━━ Records shown

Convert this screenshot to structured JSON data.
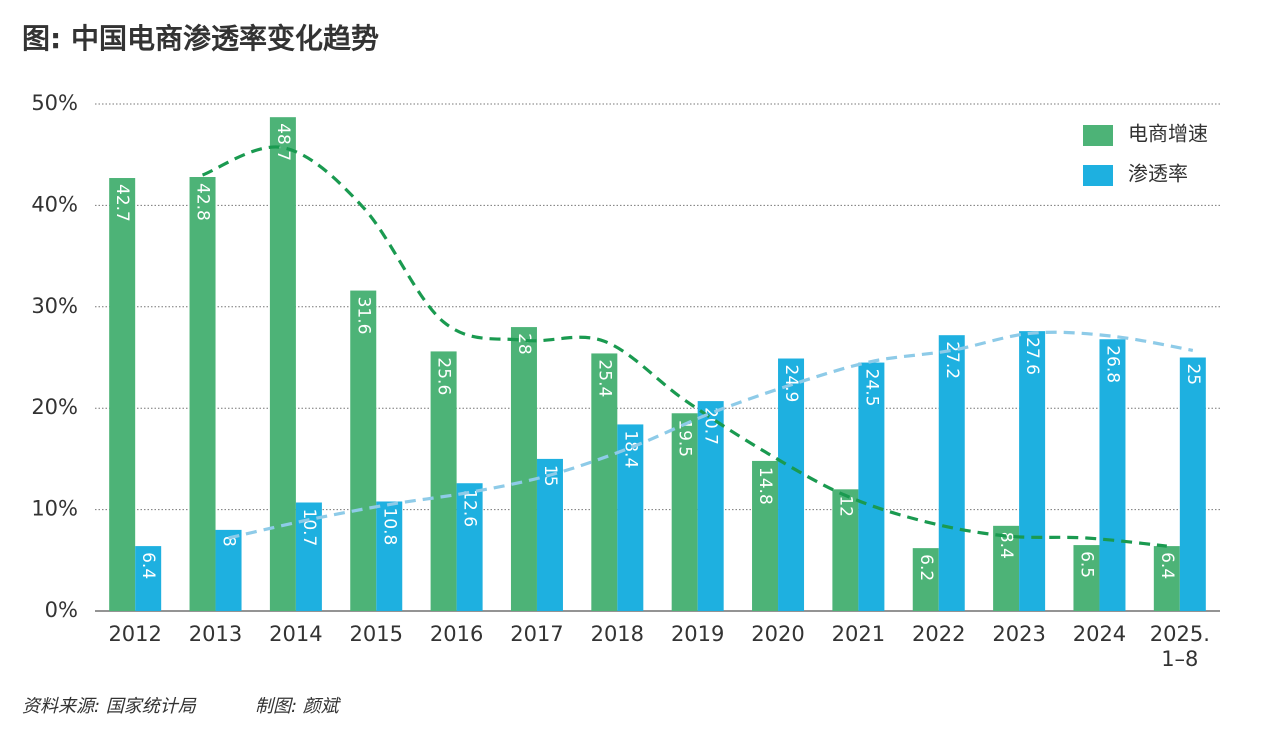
{
  "chart_data": {
    "type": "bar",
    "title": "图: 中国电商渗透率变化趋势",
    "source": "资料来源: 国家统计局",
    "author": "制图: 颜斌",
    "categories": [
      "2012",
      "2013",
      "2014",
      "2015",
      "2016",
      "2017",
      "2018",
      "2019",
      "2020",
      "2021",
      "2022",
      "2023",
      "2024",
      "2025.\n1–8"
    ],
    "series": [
      {
        "name": "电商增速",
        "color": "#4db377",
        "values": [
          42.7,
          42.8,
          48.7,
          31.6,
          25.6,
          28,
          25.4,
          19.5,
          14.8,
          12,
          6.2,
          8.4,
          6.5,
          6.4
        ]
      },
      {
        "name": "渗透率",
        "color": "#1eb0e0",
        "values": [
          6.4,
          8,
          10.7,
          10.8,
          12.6,
          15,
          18.4,
          20.7,
          24.9,
          24.5,
          27.2,
          27.6,
          26.8,
          25
        ]
      }
    ],
    "trend_lines": [
      {
        "color": "#1a9a50",
        "values": [
          null,
          43.0,
          45.7,
          39.8,
          28.5,
          26.7,
          26.6,
          20.8,
          15.7,
          11.4,
          8.8,
          7.4,
          7.2,
          6.4
        ]
      },
      {
        "color": "#8ecbe8",
        "values": [
          null,
          7.2,
          9.0,
          10.5,
          11.7,
          13.4,
          16.1,
          19.5,
          22.3,
          24.6,
          25.7,
          27.4,
          27.1,
          25.7
        ]
      }
    ],
    "ylim": [
      0,
      50
    ],
    "yticks": [
      {
        "value": 0,
        "label": "0%"
      },
      {
        "value": 10,
        "label": "10%"
      },
      {
        "value": 20,
        "label": "20%"
      },
      {
        "value": 30,
        "label": "30%"
      },
      {
        "value": 40,
        "label": "40%"
      },
      {
        "value": 50,
        "label": "50%"
      }
    ],
    "grid": true,
    "legend": "top-right"
  }
}
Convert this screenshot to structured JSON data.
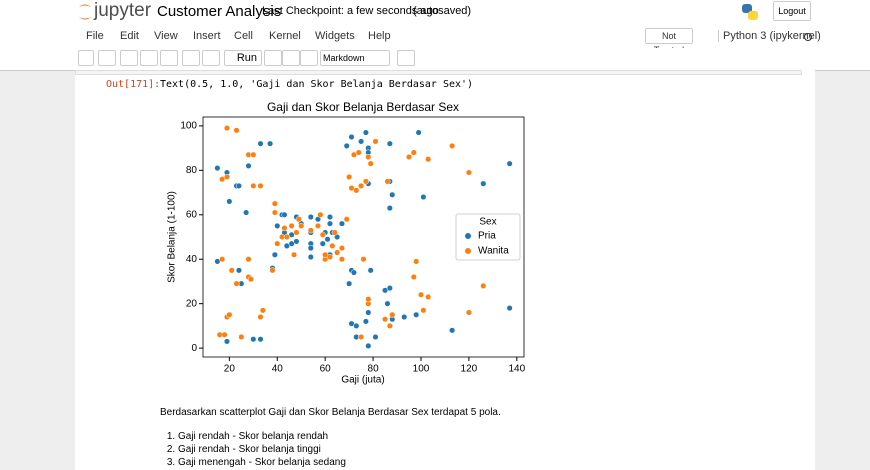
{
  "header": {
    "logo_text": "jupyter",
    "notebook_name": "Customer Analysis",
    "checkpoint": "Last Checkpoint: a few seconds ago",
    "autosave": "(autosaved)",
    "logout": "Logout"
  },
  "menu": [
    "File",
    "Edit",
    "View",
    "Insert",
    "Cell",
    "Kernel",
    "Widgets",
    "Help"
  ],
  "trusted": "Not Trusted",
  "kernel": "Python 3 (ipykernel)",
  "toolbar": {
    "run": "Run",
    "cell_type": "Markdown"
  },
  "output": {
    "prompt": "Out[171]:",
    "text": "Text(0.5, 1.0, 'Gaji dan Skor Belanja Berdasar Sex')"
  },
  "chart_data": {
    "type": "scatter",
    "title": "Gaji dan Skor Belanja Berdasar Sex",
    "x_label": "Gaji (juta)",
    "y_label": "Skor Belanja (1-100)",
    "xlim": [
      9,
      143
    ],
    "ylim": [
      -4,
      104
    ],
    "xticks": [
      20,
      40,
      60,
      80,
      100,
      120,
      140
    ],
    "yticks": [
      0,
      20,
      40,
      60,
      80,
      100
    ],
    "legend_title": "Sex",
    "legend_loc": "center right",
    "series": [
      {
        "name": "Pria",
        "color": "#1f77b4",
        "x": [
          15,
          15,
          19,
          19,
          20,
          23,
          24,
          24,
          25,
          27,
          28,
          30,
          33,
          33,
          37,
          38,
          39,
          40,
          42,
          43,
          43,
          44,
          46,
          46,
          48,
          48,
          50,
          54,
          54,
          54,
          54,
          54,
          57,
          59,
          60,
          61,
          62,
          62,
          62,
          63,
          65,
          67,
          69,
          70,
          71,
          71,
          71,
          72,
          73,
          73,
          75,
          77,
          77,
          78,
          78,
          78,
          78,
          78,
          79,
          81,
          85,
          86,
          87,
          87,
          87,
          87,
          88,
          88,
          93,
          97,
          98,
          99,
          101,
          103,
          113,
          126,
          137,
          137
        ],
        "y": [
          81,
          39,
          79,
          3,
          66,
          73,
          73,
          35,
          29,
          61,
          82,
          4,
          92,
          4,
          92,
          36,
          42,
          55,
          60,
          60,
          52,
          46,
          51,
          47,
          48,
          59,
          56,
          47,
          52,
          45,
          41,
          59,
          58,
          47,
          52,
          49,
          56,
          42,
          59,
          52,
          50,
          56,
          91,
          29,
          11,
          35,
          95,
          34,
          10,
          5,
          93,
          12,
          97,
          1,
          90,
          74,
          16,
          88,
          35,
          5,
          26,
          20,
          63,
          75,
          27,
          92,
          13,
          69,
          14,
          32,
          15,
          97,
          68,
          23,
          8,
          74,
          18,
          83
        ]
      },
      {
        "name": "Wanita",
        "color": "#ff7f0e",
        "x": [
          16,
          17,
          17,
          18,
          19,
          19,
          19,
          20,
          21,
          23,
          23,
          25,
          28,
          28,
          28,
          29,
          30,
          30,
          33,
          33,
          34,
          38,
          39,
          39,
          40,
          42,
          43,
          44,
          46,
          47,
          48,
          49,
          50,
          54,
          57,
          58,
          59,
          60,
          60,
          62,
          63,
          64,
          65,
          67,
          67,
          69,
          70,
          71,
          72,
          73,
          74,
          75,
          75,
          76,
          77,
          78,
          78,
          78,
          79,
          81,
          85,
          86,
          87,
          88,
          95,
          97,
          97,
          98,
          100,
          101,
          103,
          103,
          113,
          120,
          120,
          126
        ],
        "y": [
          6,
          40,
          76,
          6,
          99,
          77,
          14,
          15,
          35,
          98,
          29,
          5,
          87,
          32,
          40,
          31,
          73,
          87,
          14,
          73,
          17,
          35,
          65,
          61,
          47,
          50,
          54,
          50,
          55,
          42,
          52,
          58,
          55,
          53,
          55,
          60,
          51,
          40,
          42,
          41,
          46,
          52,
          43,
          45,
          40,
          58,
          77,
          72,
          87,
          71,
          88,
          73,
          5,
          40,
          75,
          86,
          20,
          22,
          83,
          93,
          13,
          75,
          10,
          15,
          86,
          88,
          32,
          39,
          24,
          17,
          85,
          23,
          91,
          16,
          79,
          28
        ]
      }
    ]
  },
  "markdown": {
    "paragraph": "Berdasarkan scatterplot Gaji dan Skor Belanja Berdasar Sex terdapat 5 pola.",
    "items": [
      "Gaji rendah - Skor belanja rendah",
      "Gaji rendah - Skor belanja tinggi",
      "Gaji menengah - Skor belanja sedang"
    ]
  }
}
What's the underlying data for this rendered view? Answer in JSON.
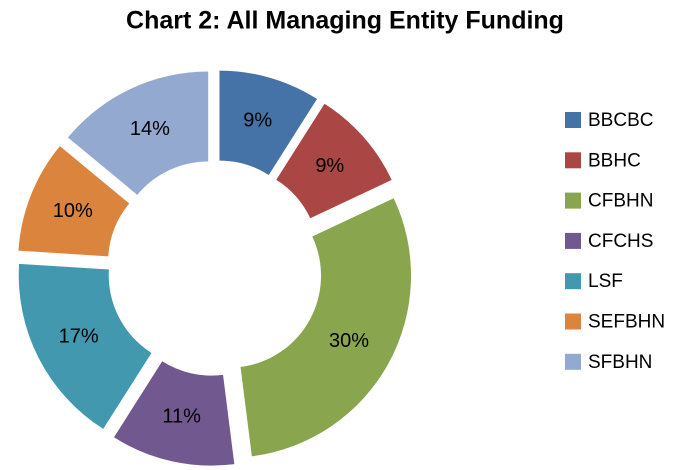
{
  "chart_data": {
    "type": "pie",
    "title": "Chart 2: All Managing Entity Funding",
    "categories": [
      "BBCBC",
      "BBHC",
      "CFBHN",
      "CFCHS",
      "LSF",
      "SEFBHN",
      "SFBHN"
    ],
    "values": [
      9,
      9,
      30,
      11,
      17,
      10,
      14
    ],
    "value_labels": [
      "9%",
      "9%",
      "30%",
      "11%",
      "17%",
      "10%",
      "14%"
    ],
    "colors": [
      "#4572a7",
      "#aa4643",
      "#89a54e",
      "#71588f",
      "#4198af",
      "#db843d",
      "#93a9cf"
    ],
    "legend": "right"
  }
}
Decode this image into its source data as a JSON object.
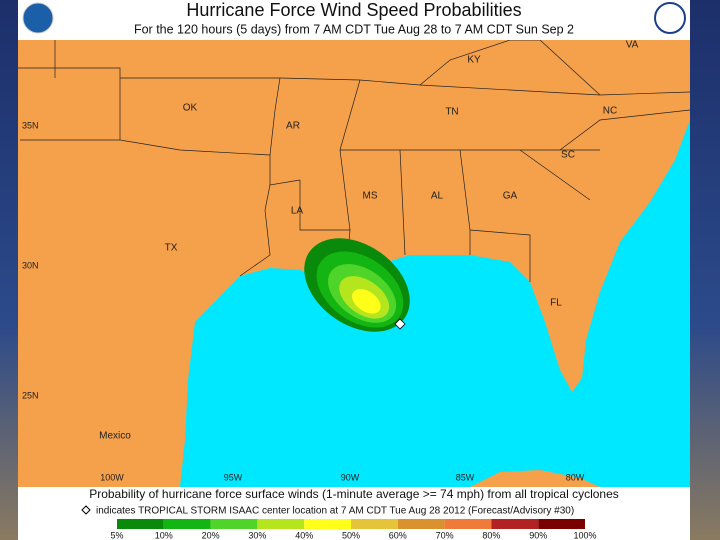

━━━━

Written task
What is the number of lines in this material that hold the string "source"? Answer with that number only.

Written reply
2